- **Items from a figure collection**:
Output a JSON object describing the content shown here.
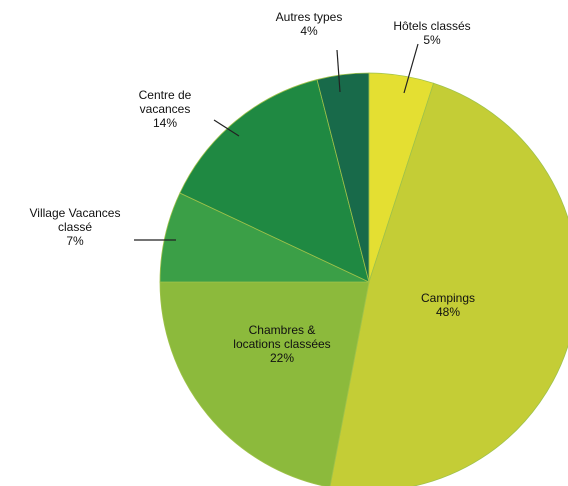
{
  "chart_data": {
    "type": "pie",
    "categories": [
      "Hôtels classés",
      "Campings",
      "Chambres &\nlocations classées",
      "Village Vacances\nclassé",
      "Centre de\nvacances",
      "Autres types"
    ],
    "values": [
      5,
      48,
      22,
      7,
      14,
      4
    ],
    "value_labels": [
      "5%",
      "48%",
      "22%",
      "7%",
      "14%",
      "4%"
    ],
    "colors": [
      "#e4df32",
      "#c4cd36",
      "#8cba3c",
      "#3b9f47",
      "#1f8942",
      "#186a4a"
    ]
  }
}
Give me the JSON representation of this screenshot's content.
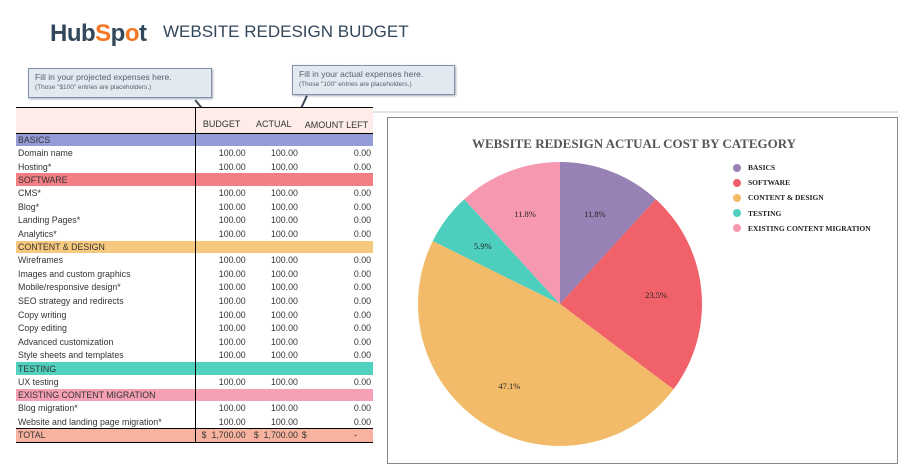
{
  "header": {
    "logo": "HubSpot",
    "title": "WEBSITE REDESIGN BUDGET"
  },
  "callouts": [
    {
      "line1": "Fill in your projected expenses here.",
      "line2": "(Those \"$100\" entries are placeholders.)"
    },
    {
      "line1": "Fill in your actual expenses here.",
      "line2": "(Those \"100\" entries are placeholders.)"
    }
  ],
  "table": {
    "columns": [
      "",
      "BUDGET",
      "ACTUAL",
      "AMOUNT LEFT"
    ],
    "rows": [
      {
        "type": "cat",
        "label": "BASICS",
        "color": "#949cd8"
      },
      {
        "label": "Domain name",
        "budget": "100.00",
        "actual": "100.00",
        "left": "0.00"
      },
      {
        "label": "Hosting*",
        "budget": "100.00",
        "actual": "100.00",
        "left": "0.00"
      },
      {
        "type": "cat",
        "label": "SOFTWARE",
        "color": "#f37f84"
      },
      {
        "label": "CMS*",
        "budget": "100.00",
        "actual": "100.00",
        "left": "0.00"
      },
      {
        "label": "Blog*",
        "budget": "100.00",
        "actual": "100.00",
        "left": "0.00"
      },
      {
        "label": "Landing Pages*",
        "budget": "100.00",
        "actual": "100.00",
        "left": "0.00"
      },
      {
        "label": "Analytics*",
        "budget": "100.00",
        "actual": "100.00",
        "left": "0.00"
      },
      {
        "type": "cat",
        "label": "CONTENT & DESIGN",
        "color": "#f7c97e"
      },
      {
        "label": "Wireframes",
        "budget": "100.00",
        "actual": "100.00",
        "left": "0.00"
      },
      {
        "label": "Images and custom graphics",
        "budget": "100.00",
        "actual": "100.00",
        "left": "0.00"
      },
      {
        "label": "Mobile/responsive design*",
        "budget": "100.00",
        "actual": "100.00",
        "left": "0.00"
      },
      {
        "label": "SEO strategy and redirects",
        "budget": "100.00",
        "actual": "100.00",
        "left": "0.00"
      },
      {
        "label": "Copy writing",
        "budget": "100.00",
        "actual": "100.00",
        "left": "0.00"
      },
      {
        "label": "Copy editing",
        "budget": "100.00",
        "actual": "100.00",
        "left": "0.00"
      },
      {
        "label": "Advanced customization",
        "budget": "100.00",
        "actual": "100.00",
        "left": "0.00"
      },
      {
        "label": "Style sheets and templates",
        "budget": "100.00",
        "actual": "100.00",
        "left": "0.00"
      },
      {
        "type": "cat",
        "label": "TESTING",
        "color": "#52d1bf"
      },
      {
        "label": "UX testing",
        "budget": "100.00",
        "actual": "100.00",
        "left": "0.00"
      },
      {
        "type": "cat",
        "label": "EXISTING CONTENT MIGRATION",
        "color": "#f5a0b4"
      },
      {
        "label": "Blog migration*",
        "budget": "100.00",
        "actual": "100.00",
        "left": "0.00"
      },
      {
        "label": "Website and landing page migration*",
        "budget": "100.00",
        "actual": "100.00",
        "left": "0.00"
      }
    ],
    "total": {
      "label": "TOTAL",
      "budget": "$  1,700.00",
      "actual": "$  1,700.00",
      "left_symbol": "$",
      "left": "-"
    }
  },
  "chart_data": {
    "type": "pie",
    "title": "WEBSITE REDESIGN ACTUAL COST BY CATEGORY",
    "legend_position": "right",
    "categories": [
      "BASICS",
      "SOFTWARE",
      "CONTENT & DESIGN",
      "TESTING",
      "EXISTING CONTENT MIGRATION"
    ],
    "values": [
      11.8,
      23.5,
      47.1,
      5.9,
      11.8
    ],
    "labels": [
      "11.8%",
      "23.5%",
      "47.1%",
      "5.9%",
      "11.8%"
    ],
    "colors": [
      "#9881b4",
      "#f0616a",
      "#f2bb69",
      "#4ecfbd",
      "#f598b0"
    ]
  }
}
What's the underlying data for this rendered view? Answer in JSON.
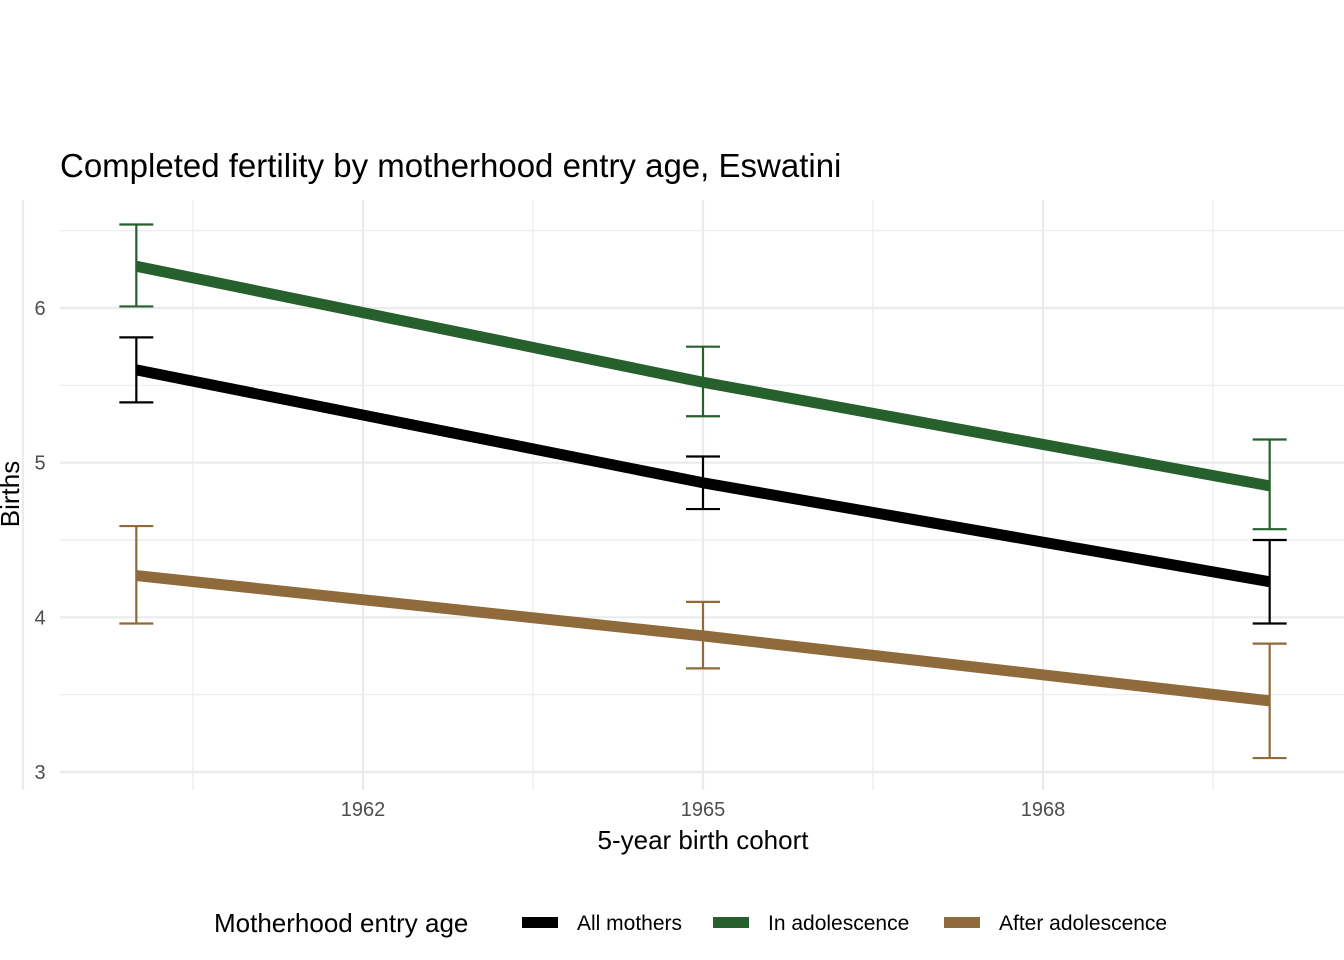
{
  "chart_data": {
    "type": "line",
    "title": "Completed fertility by motherhood entry age,  Eswatini",
    "xlabel": "5-year birth cohort",
    "ylabel": "Births",
    "x": [
      1960,
      1965,
      1970
    ],
    "xlim": [
      1958.8,
      1970.6
    ],
    "ylim": [
      2.95,
      6.65
    ],
    "x_ticks": [
      1962,
      1965,
      1968
    ],
    "x_tick_labels": [
      "1962",
      "1965",
      "1968"
    ],
    "y_ticks": [
      3,
      4,
      5,
      6
    ],
    "y_tick_labels": [
      "3",
      "4",
      "5",
      "6"
    ],
    "grid": true,
    "legend": {
      "title": "Motherhood entry age",
      "position": "bottom"
    },
    "series": [
      {
        "name": "All mothers",
        "color": "#000000",
        "values": [
          5.6,
          4.87,
          4.23
        ],
        "lower": [
          5.39,
          4.7,
          3.96
        ],
        "upper": [
          5.81,
          5.04,
          4.5
        ]
      },
      {
        "name": "In adolescence",
        "color": "#25602d",
        "values": [
          6.27,
          5.52,
          4.85
        ],
        "lower": [
          6.01,
          5.3,
          4.57
        ],
        "upper": [
          6.54,
          5.75,
          5.15
        ]
      },
      {
        "name": "After adolescence",
        "color": "#8f6a3b",
        "values": [
          4.27,
          3.88,
          3.46
        ],
        "lower": [
          3.96,
          3.67,
          3.09
        ],
        "upper": [
          4.59,
          4.1,
          3.83
        ]
      }
    ]
  }
}
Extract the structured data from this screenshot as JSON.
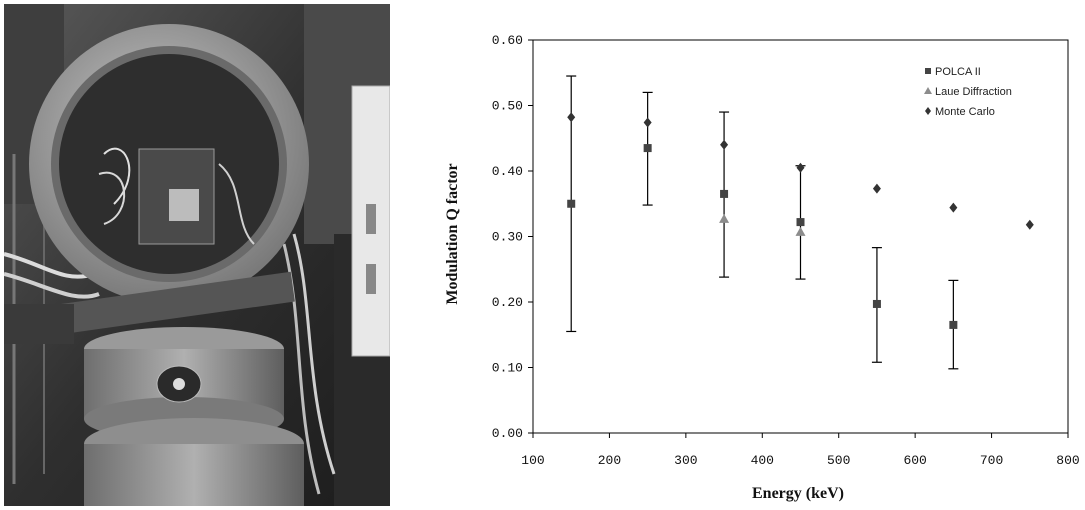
{
  "chart_data": {
    "type": "scatter",
    "title": "",
    "xlabel": "Energy (keV)",
    "ylabel": "Modulation Q factor",
    "xlim": [
      100,
      800
    ],
    "ylim": [
      0.0,
      0.6
    ],
    "x_ticks": [
      "100",
      "200",
      "300",
      "400",
      "500",
      "600",
      "700",
      "800"
    ],
    "y_ticks": [
      "0.00",
      "0.10",
      "0.20",
      "0.30",
      "0.40",
      "0.50",
      "0.60"
    ],
    "grid": false,
    "legend_position": "top-right",
    "series": [
      {
        "name": "POLCA II",
        "marker": "square",
        "color": "#444444",
        "points": [
          {
            "x": 150,
            "y": 0.35,
            "err_low": 0.155,
            "err_high": 0.545
          },
          {
            "x": 250,
            "y": 0.435,
            "err_low": 0.348,
            "err_high": 0.52
          },
          {
            "x": 350,
            "y": 0.365,
            "err_low": 0.238,
            "err_high": 0.49
          },
          {
            "x": 450,
            "y": 0.322,
            "err_low": 0.235,
            "err_high": 0.408
          },
          {
            "x": 550,
            "y": 0.197,
            "err_low": 0.108,
            "err_high": 0.283
          },
          {
            "x": 650,
            "y": 0.165,
            "err_low": 0.098,
            "err_high": 0.233
          }
        ]
      },
      {
        "name": "Laue Diffraction",
        "marker": "triangle",
        "color": "#8c8c8c",
        "points": [
          {
            "x": 350,
            "y": 0.327
          },
          {
            "x": 450,
            "y": 0.307
          }
        ]
      },
      {
        "name": "Monte Carlo",
        "marker": "diamond",
        "color": "#333333",
        "points": [
          {
            "x": 150,
            "y": 0.482
          },
          {
            "x": 250,
            "y": 0.474
          },
          {
            "x": 350,
            "y": 0.44
          },
          {
            "x": 450,
            "y": 0.405
          },
          {
            "x": 550,
            "y": 0.373
          },
          {
            "x": 650,
            "y": 0.344
          },
          {
            "x": 750,
            "y": 0.318
          }
        ]
      }
    ]
  }
}
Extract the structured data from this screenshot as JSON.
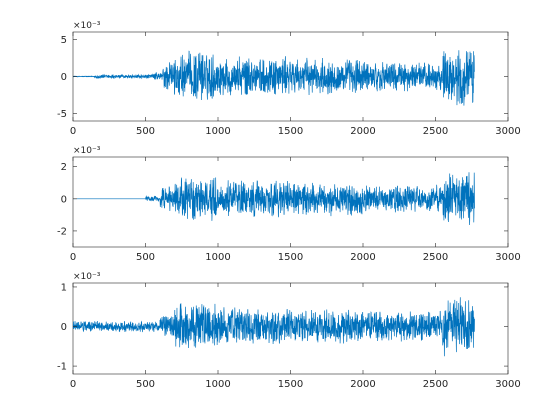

- **The problem**: Your answer should be a single number: the count of lines holding the word "adolescence".

- **Written response**: 2